Tekstblok:
_____
Ten derde stelt verweerder zich op het standpunt dat het toekennen van een waarnemingstoelage met terugwerkende kracht in strijd is met het ook voor hem geldende rechtszekerheidsbeginsel. Eiser heeft de mogelijkheid gehad om eerder een verzoek om functieonderhoud of toekenning van een waarnemingstoelage in te dienen. Hij heeft bovendien de mogelijkheid gehad om bezwaar te maken tegen zijn salarisstroken en het plaatsingsbesluit. In het verweerschrift heeft verweerder in dit verband ook een beroep gedaan op artikel 4:6 van de Algemene wet bestuursrecht (Awb).
3. De rechtbank heeft over deze afwijzingsgronden in haar heropeningsbeslissing van 8 september 2021 het hierna onder 3.1 tot en met 3.3 weergegeven oordeel gegeven.
3.1. ”
Over de eerste afwijzingsgrond van verweerder is de rechtbank van oordeel dat de toewijzing van een RAAF-aanvraag niet in de weg staat aan het toekennen van een waarnemingstoelage voor het (krachtens een daartoe strekkende aanwijzing van het bevoegd gezag) tijdelijk verrichten van een samenstel van werkzaamheden dat een andere functie vormt dan die van de ambtenaar uit hoofde van artikel 17 Bbp. Weliswaar is een voorwaarde voor toewijzing van een RAAF-aanvraag dat de opgedragen feitelijke werkzaamheden niet van kennelijk tijdelijke aard zijn (artikel 3, eerste lid, aanhef en onder d, van de RAAF), maar in de toelichting op artikel 3 van de RAAF is toegelicht wat onder werkzaamheden van kennelijk tijdelijke aard wordt verstaan: het moet gaan om werkzaamheden die langer duren dan een jaar, maar waarvan voor alle betrokkenen vaststaat dat deze bedoeld zijn tijdelijk te zijn
en te blijven.Dat betekent dat ook tijdelijke werkzaamheden tot een toewijzing van een RAAF-aanvraag kunnen leiden, indien deze niet bedoeld zijn om tijdelijk te blijven. Voor het oordeel dat de toewijzing van de RAAF-aanvraag niet in de weg staat aan het toekennen van een waarnemingstoelage, vindt de rechtbank voorts steun in de uitspraak van de Centrale Raad van Beroep (CRvB) van 14 januari 2021, ECLI:NL:CRVB:2021:122. In deze uitspraak zijn de aanvragen van betrokkenen op grond van de RAAF toegewezen èn is betrokkenen over de periode van 1 januari 2016 tot de ingangsdatum van de plaatsing in de andere functie een waarnemingstoelage toegekend. De CRvB heeft in deze uitspraak geoordeeld dat ook in de periode van 1 januari 2013 tot 1 januari 2016 sprake was van het tijdelijk verrichten van een samenstel van werkzaamheden dat een andere, hoger gewaardeerde functie vormde dan de formele functie van betrokkenen en dat sprake was van waarneming in de zin van artikel 17 van het Bbp. De rechtbank wijst verder op de uitspraak van de CRvB van 17 juni 2021, ECLI:NL:CRVB:2021:1442, waarin is geoordeeld dat de omstandigheid van een waarnemingstoelage niet voldoende is om te concluderen dat aan de voorwaarden voor toepassing van de RAAF is voldaan en betrokkene uit de waarnemingsbesluiten redelijkerwijs niet kon en mocht afleiden dat de korpschef haar in het kader van de RAAF zonder meer zou plaatsen in de aangevraagde andere functie. De rechtbank is van oordeel dat, indien een waarnemingstoelage in de weg zou staan aan toewijzing van een aanvraag op grond van de RAAF, de aanvraag van de betrokkene in die zaak wel op die grond zou zijn afgewezen of de CRvB dit wel zou hebben geoordeeld.
_____
Gegevens:

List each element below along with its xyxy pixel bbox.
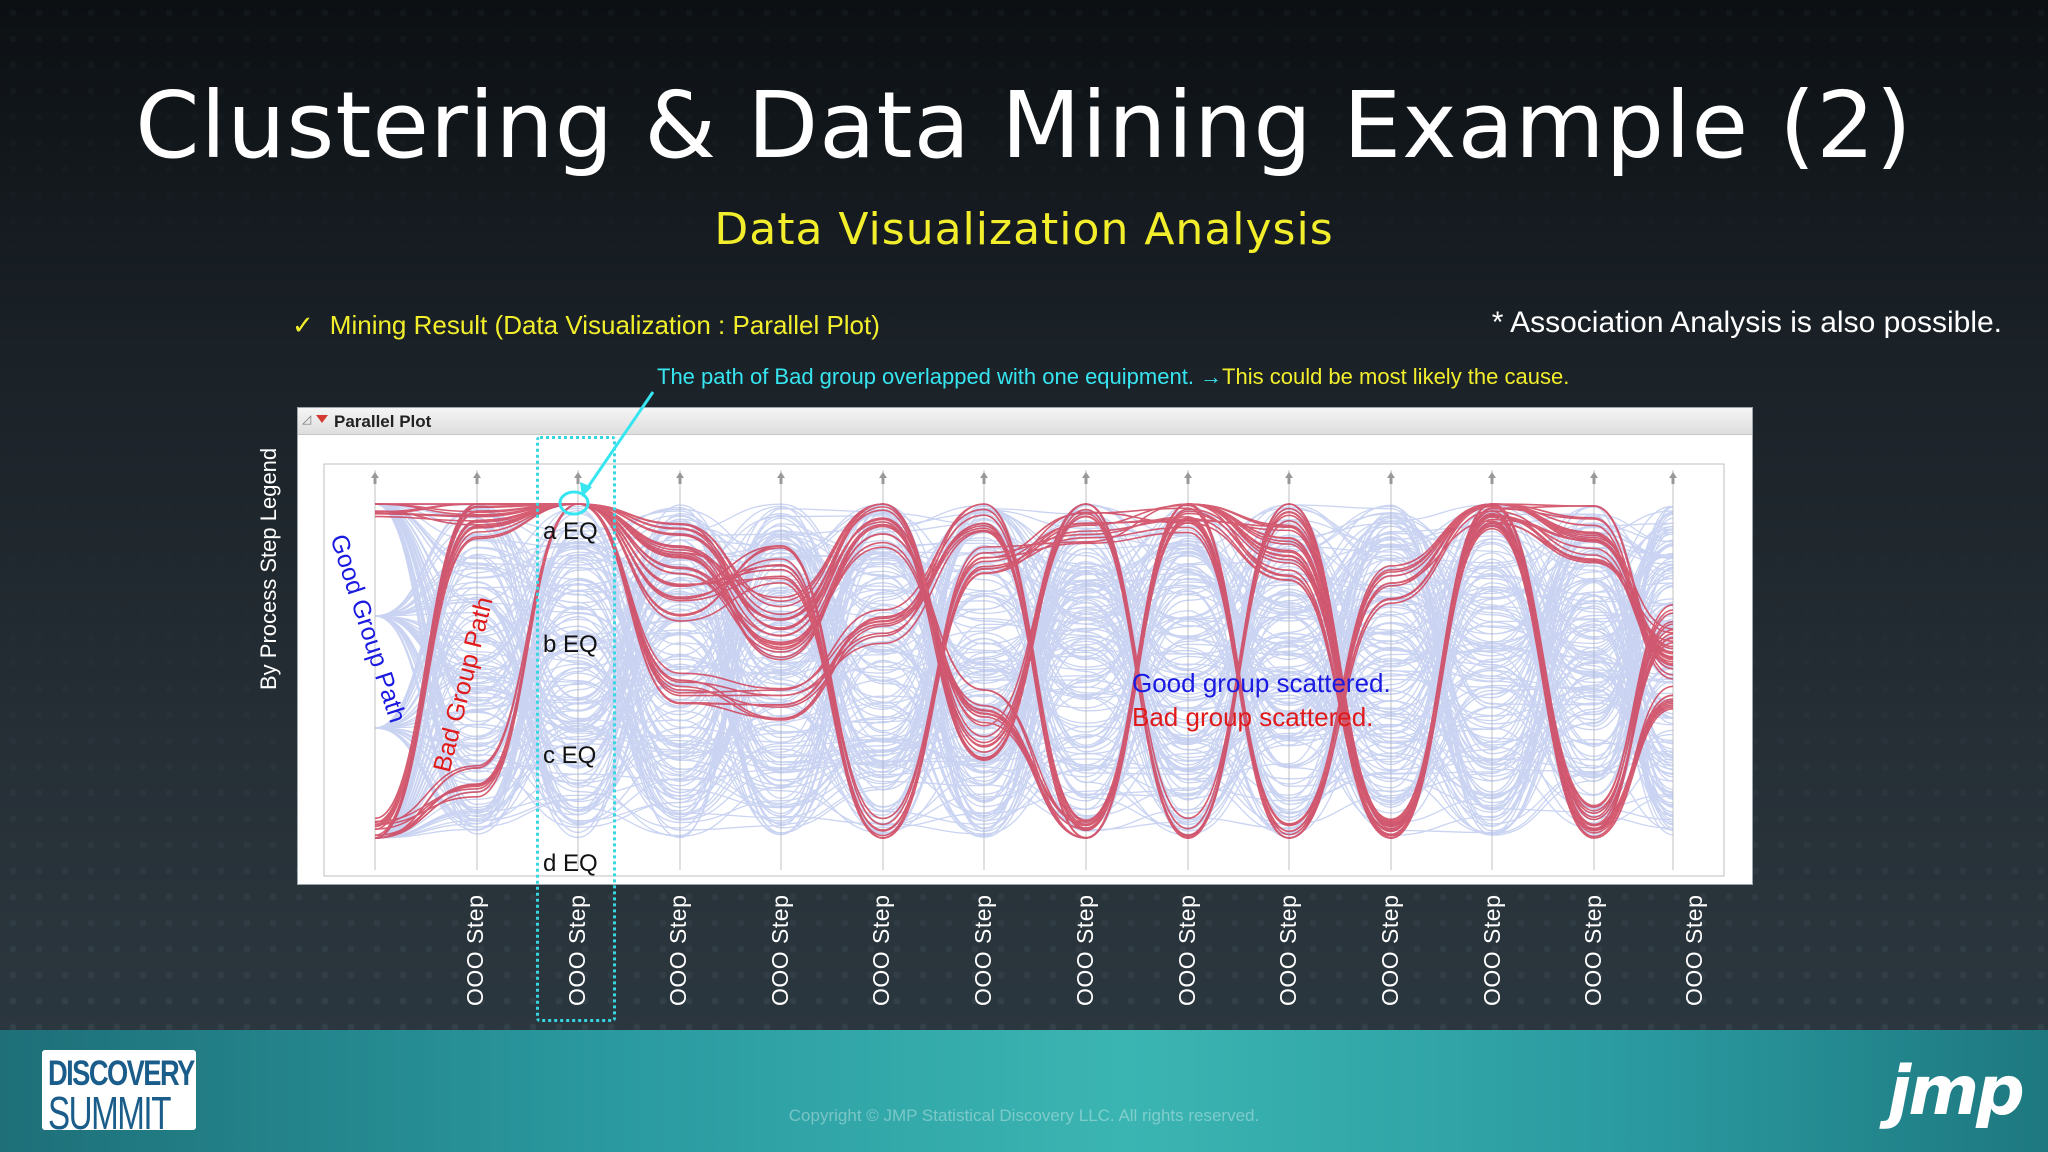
_____
Uit te voeren:
Stemmen de beweringen (a), (b) en (c) overeen met de tekst over de waarnemingstoelage? Antwoord per bewering met ja of nee en citeer letterlijk de woorden uit die tekst die de doorslag geven.
(a) Volgens verweerder had eiser bezwaar kunnen maken tegen zijn salarisstroken.
(b) De heropeningsbeslissing van de rechtbank dateert van 14 januari 2021.
(c) Volgens de toelichting op artikel 3 van de RAAF gaat het bij werkzaamheden van kennelijk tijdelijke aard om werkzaamheden die korter duren dan een jaar.
Het materiaal speelt hierbij geen enkele rol.

Antwoord:
(a) Ja: "Hij heeft bovendien de mogelijkheid gehad om bezwaar te maken tegen zijn salarisstroken en het plaatsingsbesluit."
(b) Nee: "in haar heropeningsbeslissing van 8 september 2021"
(c) Nee: "het moet gaan om werkzaamheden die langer duren dan een jaar"